JOB: Format the rows from the line with "ferry-scene <box>257 311 497 493</box>" to the line with "toc-grammar: Grammar: future", both included, as a Markdown table with the columns Number and Row text, leaving out any blank lines.
---*---
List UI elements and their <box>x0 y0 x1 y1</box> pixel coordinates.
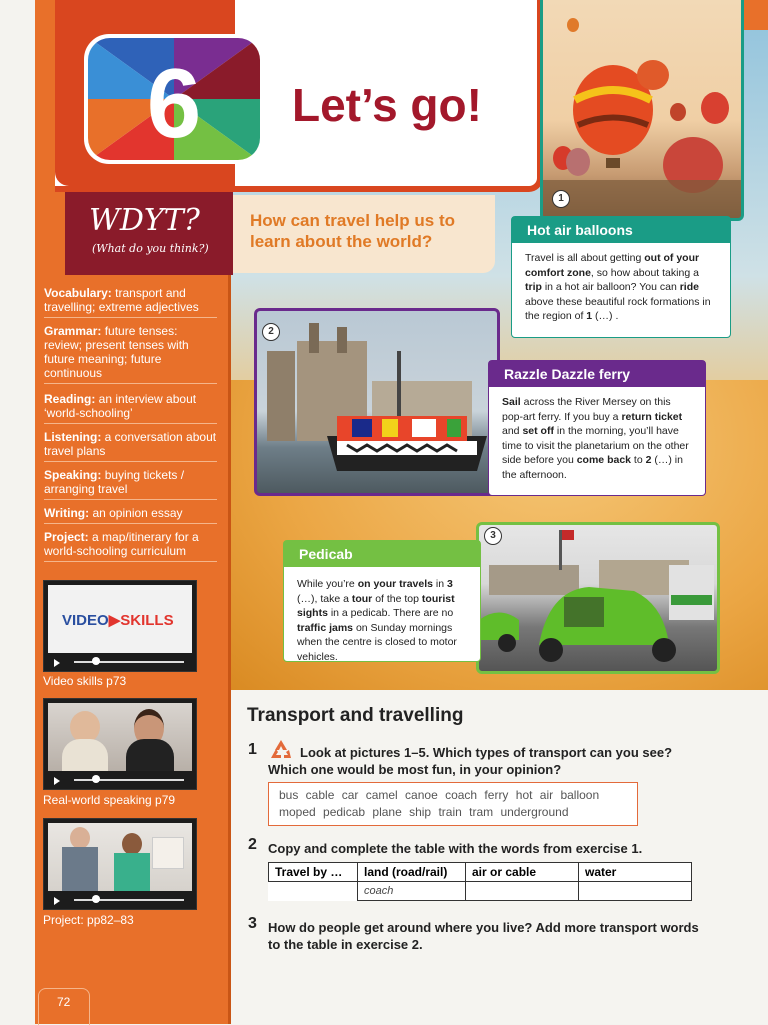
ferry-scene <box>257 311 497 493</box>
video-scrubber[interactable] <box>92 895 100 903</box>
table-cell <box>269 882 358 901</box>
card-text: Travel is all about getting out of your comfort zone, so how about taking a trip in a hot air balloon? You can ride above these beautiful rock formations in the region of 1 (…) . <box>525 252 711 322</box>
section-title: Transport and travelling <box>247 705 464 726</box>
balloon-scene <box>543 0 741 218</box>
video-caption-speaking: Real-world speaking p79 <box>43 793 176 807</box>
photo-razzle-dazzle-ferry <box>254 308 500 496</box>
toc-vocabulary: Vocabulary: transport and travelling; extreme adjectives <box>44 286 217 318</box>
exercise-3-number: 3 <box>248 915 257 932</box>
exercise-area-background <box>228 690 768 1024</box>
card-title: Razzle Dazzle ferry <box>489 361 705 387</box>
pedicab-scene <box>479 525 717 671</box>
picture-number: 2 <box>262 323 280 341</box>
wdyt-heading: WDYT? <box>89 203 200 238</box>
toc-project: Project: a map/itinerary for a world-schooling curriculum <box>44 530 217 562</box>
toc-listening: Listening: a conversation about travel plans <box>44 430 217 462</box>
table-cell <box>466 882 579 901</box>
picture-number: 1 <box>552 190 570 208</box>
exercise-1-line1: Look at pictures 1–5. Which types of transport can you see? <box>300 745 673 760</box>
video-real-world-thumbnail[interactable] <box>43 698 197 790</box>
unit-number-badge-icon <box>84 34 264 164</box>
recycle-icon <box>268 738 294 760</box>
toc-grammar: Grammar: future tenses: review; present tenses with future meaning; future continuous <box>44 324 217 384</box>
card-title: Hot air balloons <box>512 217 730 243</box>
transport-table <box>268 862 692 901</box>
photo-pedicab <box>476 522 720 674</box>
page-number-tab <box>38 988 90 1025</box>
toc-speaking: Speaking: buying tickets / arranging travel <box>44 468 217 500</box>
table-header-land: land (road/rail) <box>358 863 466 882</box>
card-pedicab <box>283 540 481 662</box>
word-box-line2: moped pedicab plane ship train tram underground <box>279 805 569 819</box>
play-icon[interactable] <box>54 897 60 905</box>
corner-strip <box>740 0 768 30</box>
wdyt-subheading: (What do you think?) <box>92 242 209 255</box>
exercise-1-number: 1 <box>248 741 257 758</box>
table-header-travel-by: Travel by … <box>269 863 358 882</box>
video-scrubber[interactable] <box>92 657 100 665</box>
exercise-3-line1: How do people get around where you live? Add more transport words <box>268 920 699 935</box>
video-project-thumbnail[interactable] <box>43 818 197 910</box>
page-title: Let’s go! <box>292 79 482 131</box>
word-box <box>268 782 638 826</box>
table-header-air: air or cable <box>466 863 579 882</box>
video-skills-thumbnail[interactable] <box>43 580 197 672</box>
exercise-2-text: Copy and complete the table with the words from exercise 1. <box>268 841 643 856</box>
card-title: Pedicab <box>284 541 480 567</box>
video-caption-project: Project: pp82–83 <box>43 913 134 927</box>
unit-number: 6 <box>146 48 202 158</box>
toc-reading: Reading: an interview about ‘world-schooling’ <box>44 392 217 424</box>
video-caption-skills: Video skills p73 <box>43 674 127 688</box>
big-question: How can travel help us to learn about the world? <box>250 211 455 251</box>
card-razzle-dazzle-ferry <box>488 360 706 496</box>
page-number: 72 <box>57 995 71 1009</box>
exercise-2-number: 2 <box>248 836 257 853</box>
table-cell <box>579 882 692 901</box>
card-hot-air-balloons <box>511 216 731 338</box>
exercise-1-line2: Which one would be most fun, in your opinion? <box>268 762 562 777</box>
video-skills-logo: VIDEO▶SKILLS <box>62 612 174 629</box>
card-text: While you’re on your travels in 3 (…), take a tour of the top tourist sights in a pedicab. There are no traffic jams on Sunday mornings when the centre is closed to motor vehicles. <box>297 578 457 663</box>
table-header-water: water <box>579 863 692 882</box>
word-box-line1: bus cable car camel canoe coach ferry hot air balloon <box>279 788 600 802</box>
toc-writing: Writing: an opinion essay <box>44 506 217 524</box>
table-cell-coach: coach <box>358 882 466 901</box>
picture-number: 3 <box>484 527 502 545</box>
video-scrubber[interactable] <box>92 775 100 783</box>
play-icon[interactable] <box>54 659 60 667</box>
photo-hot-air-balloons <box>540 0 744 221</box>
exercise-3-line2: to the table in exercise 2. <box>268 937 423 952</box>
play-icon[interactable] <box>54 777 60 785</box>
card-text: Sail across the River Mersey on this pop-art ferry. If you buy a return ticket and set off in the morning, you’ll have time to visit the planetarium on the other side before you come back to 2 (…) in the afternoon. <box>502 396 689 481</box>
---*---
FINISHED EXERCISE:
| Number | Row text |
|---|---|
| 1 | ferry-scene <box>257 311 497 493</box> |
| 2 | video-scrubber[interactable] <box>92 895 100 903</box> |
| 3 | table-cell <box>269 882 358 901</box> |
| 4 | card-text: Travel is all about getting out of your comfort zone, so how about taking a trip in a hot air balloon? You can ride above these beautiful rock formations in the region of 1 (…) . <box>525 252 711 322</box> |
| 5 | section-title: Transport and travelling <box>247 705 464 726</box> |
| 6 | balloon-scene <box>543 0 741 218</box> |
| 7 | video-caption-speaking: Real-world speaking p79 <box>43 793 176 807</box> |
| 8 | photo-razzle-dazzle-ferry <box>254 308 500 496</box> |
| 9 | toc-vocabulary: Vocabulary: transport and travelling; extreme adjectives <box>44 286 217 318</box> |
| 10 | exercise-3-number: 3 <box>248 915 257 932</box> |
| 11 | exercise-area-background <box>228 690 768 1024</box> |
| 12 | card-title: Razzle Dazzle ferry <box>489 361 705 387</box> |
| 13 | pedicab-scene <box>479 525 717 671</box> |
| 14 | picture-number: 2 <box>262 323 280 341</box> |
| 15 | wdyt-heading: WDYT? <box>89 203 200 238</box> |
| 16 | toc-project: Project: a map/itinerary for a world-schooling curriculum <box>44 530 217 562</box> |
| 17 | toc-listening: Listening: a conversation about travel plans <box>44 430 217 462</box> |
| 18 | table-cell <box>466 882 579 901</box> |
| 19 | picture-number: 1 <box>552 190 570 208</box> |
| 20 | exercise-1-line1: Look at pictures 1–5. Which types of transport can you see? <box>300 745 673 760</box> |
| 21 | video-real-world-thumbnail[interactable] <box>43 698 197 790</box> |
| 22 | unit-number-badge-icon <box>84 34 264 164</box> |
| 23 | recycle-icon <box>268 738 294 760</box> |
| 24 | toc-grammar: Grammar: future tenses: review; present tenses with future meaning; future continuous <box>44 324 217 384</box> |